_DOCUMENT EXCERPT_.
● ● ● ● ●
Develop a disaster recovery plan. Developing a comprehensive disaster recovery plan can help your company reduce the likelihood and impact of a disaster; enable it to respond quickly and effectively to an emergency to ensure the safety of employees and to contain losses; and establish contingencies to stay in business during a disaster and resume normal business operations as quickly as possible.

Use resources when engaging in a contract. Be wary of signing customers’ contracts, and avoid customizing standard contracts. Take advantage of all contract language measures that enable you to limit your liability. Make sure that all parties agree to specific expectations, promises and contingencies regarding the performance of the contract, and specify procedures for modifying it. If possible, implement smaller, shorter-term contracts. Longer contracts tend to be more complex and may change over time.

Manage quality and support of products and services. Implement quality control systems that, at a minimum, set standards for acceptable levels of reliability, performance, functionality, scalability and compatibility with integral systems.

Analyze performance complaints and contract disputes. An analysis of past claims and complaints from customers can provide a window on future litigation problems and should be used to help identify and eliminate potential problems. Determine if frequent contract delays arise because your company promises to meet unrealistic deadlines or agrees to unrealistic customer expectations.

Implement operational controls. Ask your lawyer to review advertising and marketing materials with regard to the promises explicitly made or implied to customers. Set realistic expectations and avoid boasts that are absolutes—claims of being “the best” or products that are “100 percent foolproof.” Your lawyer can also help develop sales and marketing training programs that prevent overselling. Any confusion between what a salesperson tells a customer and what the contract says may lead to a claim for misrepresentation or fraudulent inducement. Require subcontractors and vendors supplying or doing work for you to name you as an additional insured on their policies, and verify it by obtaining certificates of insurance.
● ● ● ● ●
_DATA LINES_.
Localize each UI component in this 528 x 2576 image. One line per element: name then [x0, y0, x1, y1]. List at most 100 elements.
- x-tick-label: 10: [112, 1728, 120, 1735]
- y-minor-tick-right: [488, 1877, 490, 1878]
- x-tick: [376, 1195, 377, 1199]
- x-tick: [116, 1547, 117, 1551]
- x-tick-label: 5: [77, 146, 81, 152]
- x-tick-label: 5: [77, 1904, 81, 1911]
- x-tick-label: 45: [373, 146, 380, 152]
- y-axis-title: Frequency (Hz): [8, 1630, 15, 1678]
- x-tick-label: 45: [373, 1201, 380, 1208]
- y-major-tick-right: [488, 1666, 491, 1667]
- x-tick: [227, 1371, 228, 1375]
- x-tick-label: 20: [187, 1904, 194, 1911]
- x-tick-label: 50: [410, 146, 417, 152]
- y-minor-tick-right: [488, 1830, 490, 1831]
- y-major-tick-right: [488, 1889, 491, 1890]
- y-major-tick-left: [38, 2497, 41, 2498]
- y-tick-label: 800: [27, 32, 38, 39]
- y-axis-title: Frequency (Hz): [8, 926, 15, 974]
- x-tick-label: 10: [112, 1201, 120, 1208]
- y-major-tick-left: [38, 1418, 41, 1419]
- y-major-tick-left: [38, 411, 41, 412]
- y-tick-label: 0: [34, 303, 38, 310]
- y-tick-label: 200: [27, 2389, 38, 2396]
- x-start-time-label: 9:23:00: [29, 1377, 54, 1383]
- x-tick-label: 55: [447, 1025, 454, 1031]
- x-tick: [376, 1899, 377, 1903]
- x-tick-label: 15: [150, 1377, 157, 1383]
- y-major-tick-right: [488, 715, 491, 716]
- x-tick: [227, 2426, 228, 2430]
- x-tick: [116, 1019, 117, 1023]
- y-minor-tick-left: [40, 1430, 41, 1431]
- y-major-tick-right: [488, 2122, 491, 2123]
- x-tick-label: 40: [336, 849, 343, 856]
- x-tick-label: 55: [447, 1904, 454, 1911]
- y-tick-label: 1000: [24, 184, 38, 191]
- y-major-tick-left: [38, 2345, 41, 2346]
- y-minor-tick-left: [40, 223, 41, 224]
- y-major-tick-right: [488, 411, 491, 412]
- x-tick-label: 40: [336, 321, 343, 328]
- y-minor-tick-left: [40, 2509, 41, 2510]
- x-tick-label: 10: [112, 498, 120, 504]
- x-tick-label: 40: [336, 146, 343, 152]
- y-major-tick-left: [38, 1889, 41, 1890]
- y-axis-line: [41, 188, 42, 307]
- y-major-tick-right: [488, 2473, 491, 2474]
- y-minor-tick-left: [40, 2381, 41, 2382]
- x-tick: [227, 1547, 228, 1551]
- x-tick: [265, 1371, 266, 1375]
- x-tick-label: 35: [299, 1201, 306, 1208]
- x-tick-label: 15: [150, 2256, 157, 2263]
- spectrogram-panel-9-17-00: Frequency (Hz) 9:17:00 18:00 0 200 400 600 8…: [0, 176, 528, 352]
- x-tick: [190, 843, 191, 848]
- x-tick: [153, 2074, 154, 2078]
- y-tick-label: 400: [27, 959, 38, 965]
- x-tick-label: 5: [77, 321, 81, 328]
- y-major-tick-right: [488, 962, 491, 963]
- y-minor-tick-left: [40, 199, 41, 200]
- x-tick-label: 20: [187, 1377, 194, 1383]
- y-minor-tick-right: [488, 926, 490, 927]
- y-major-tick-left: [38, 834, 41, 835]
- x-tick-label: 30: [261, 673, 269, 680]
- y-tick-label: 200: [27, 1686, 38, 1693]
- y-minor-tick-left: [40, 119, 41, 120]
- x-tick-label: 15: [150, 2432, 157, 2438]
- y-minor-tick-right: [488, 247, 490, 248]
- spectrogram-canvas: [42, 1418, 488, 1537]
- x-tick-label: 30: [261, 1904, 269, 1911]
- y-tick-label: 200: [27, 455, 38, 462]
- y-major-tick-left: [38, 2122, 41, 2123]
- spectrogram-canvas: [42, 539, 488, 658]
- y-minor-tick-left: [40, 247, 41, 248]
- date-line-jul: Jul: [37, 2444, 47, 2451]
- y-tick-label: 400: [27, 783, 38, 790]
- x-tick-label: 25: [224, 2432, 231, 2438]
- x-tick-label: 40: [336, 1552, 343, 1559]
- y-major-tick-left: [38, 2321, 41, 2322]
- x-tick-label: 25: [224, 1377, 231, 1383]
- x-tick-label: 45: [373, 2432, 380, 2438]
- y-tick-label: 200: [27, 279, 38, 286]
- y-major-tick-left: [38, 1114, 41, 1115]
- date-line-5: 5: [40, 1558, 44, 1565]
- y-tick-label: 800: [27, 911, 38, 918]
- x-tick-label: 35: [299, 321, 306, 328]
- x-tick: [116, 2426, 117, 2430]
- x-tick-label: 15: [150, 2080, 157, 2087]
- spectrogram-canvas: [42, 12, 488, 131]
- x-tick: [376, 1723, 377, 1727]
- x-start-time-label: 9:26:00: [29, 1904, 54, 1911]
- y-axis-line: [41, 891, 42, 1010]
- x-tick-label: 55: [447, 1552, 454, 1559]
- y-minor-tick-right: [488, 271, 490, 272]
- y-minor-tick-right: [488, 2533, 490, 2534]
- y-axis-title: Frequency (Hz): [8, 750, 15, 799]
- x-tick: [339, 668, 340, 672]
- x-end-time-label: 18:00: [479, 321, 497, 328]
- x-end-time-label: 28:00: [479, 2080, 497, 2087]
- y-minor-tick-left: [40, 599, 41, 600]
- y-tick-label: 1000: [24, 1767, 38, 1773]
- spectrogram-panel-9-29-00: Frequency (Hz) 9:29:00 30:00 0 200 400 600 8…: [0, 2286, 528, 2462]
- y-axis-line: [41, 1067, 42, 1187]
● ● ● ● ●
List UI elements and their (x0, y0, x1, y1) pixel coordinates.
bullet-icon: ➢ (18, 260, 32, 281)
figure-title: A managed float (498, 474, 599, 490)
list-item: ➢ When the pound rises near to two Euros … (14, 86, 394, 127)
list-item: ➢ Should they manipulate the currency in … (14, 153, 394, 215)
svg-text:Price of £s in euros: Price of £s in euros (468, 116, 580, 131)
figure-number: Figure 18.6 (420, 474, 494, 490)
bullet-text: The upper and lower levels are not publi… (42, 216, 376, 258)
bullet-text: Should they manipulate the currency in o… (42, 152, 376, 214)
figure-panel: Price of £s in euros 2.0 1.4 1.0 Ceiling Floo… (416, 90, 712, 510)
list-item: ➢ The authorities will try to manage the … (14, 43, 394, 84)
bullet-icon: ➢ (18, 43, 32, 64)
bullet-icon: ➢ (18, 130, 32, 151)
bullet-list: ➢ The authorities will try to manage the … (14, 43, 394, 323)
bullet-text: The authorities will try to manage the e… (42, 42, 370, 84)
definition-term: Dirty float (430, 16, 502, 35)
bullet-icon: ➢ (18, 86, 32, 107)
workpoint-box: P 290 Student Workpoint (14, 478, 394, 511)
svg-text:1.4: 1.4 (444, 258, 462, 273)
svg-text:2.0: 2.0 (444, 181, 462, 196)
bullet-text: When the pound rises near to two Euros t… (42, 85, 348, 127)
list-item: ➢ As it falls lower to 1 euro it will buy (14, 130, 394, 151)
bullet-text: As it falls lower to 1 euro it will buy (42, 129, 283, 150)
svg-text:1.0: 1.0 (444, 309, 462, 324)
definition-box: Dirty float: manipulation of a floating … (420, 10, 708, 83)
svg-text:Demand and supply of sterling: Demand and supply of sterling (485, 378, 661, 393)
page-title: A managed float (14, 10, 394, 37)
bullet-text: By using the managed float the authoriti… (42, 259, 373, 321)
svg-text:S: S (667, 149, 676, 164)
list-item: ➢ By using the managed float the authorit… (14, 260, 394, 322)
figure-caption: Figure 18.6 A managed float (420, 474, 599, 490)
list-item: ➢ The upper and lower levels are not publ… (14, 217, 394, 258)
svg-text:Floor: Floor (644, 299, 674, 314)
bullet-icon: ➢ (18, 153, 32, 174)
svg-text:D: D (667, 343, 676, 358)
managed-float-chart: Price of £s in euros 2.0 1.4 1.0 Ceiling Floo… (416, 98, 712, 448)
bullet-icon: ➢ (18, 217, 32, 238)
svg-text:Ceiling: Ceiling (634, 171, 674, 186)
● ● ● ● ●
Please duplicate the passage from the business risk guidance above that opens with the words containing "Implement operational controls." and closes with "certificates of insurance.".

_WRITTEN SOLUTION_.
Implement operational controls. Ask your lawyer to review advertising and marketing materials with regard to the promises explicitly made or implied to customers. Set realistic expectations and avoid boasts that are absolutes—claims of being “the best” or products that are “100 percent foolproof.” Your lawyer can also help develop sales and marketing training programs that prevent overselling. Any confusion between what a salesperson tells a customer and what the contract says may lead to a claim for misrepresentation or fraudulent inducement. Require subcontractors and vendors supplying or doing work for you to name you as an additional insured on their policies, and verify it by obtaining certificates of insurance.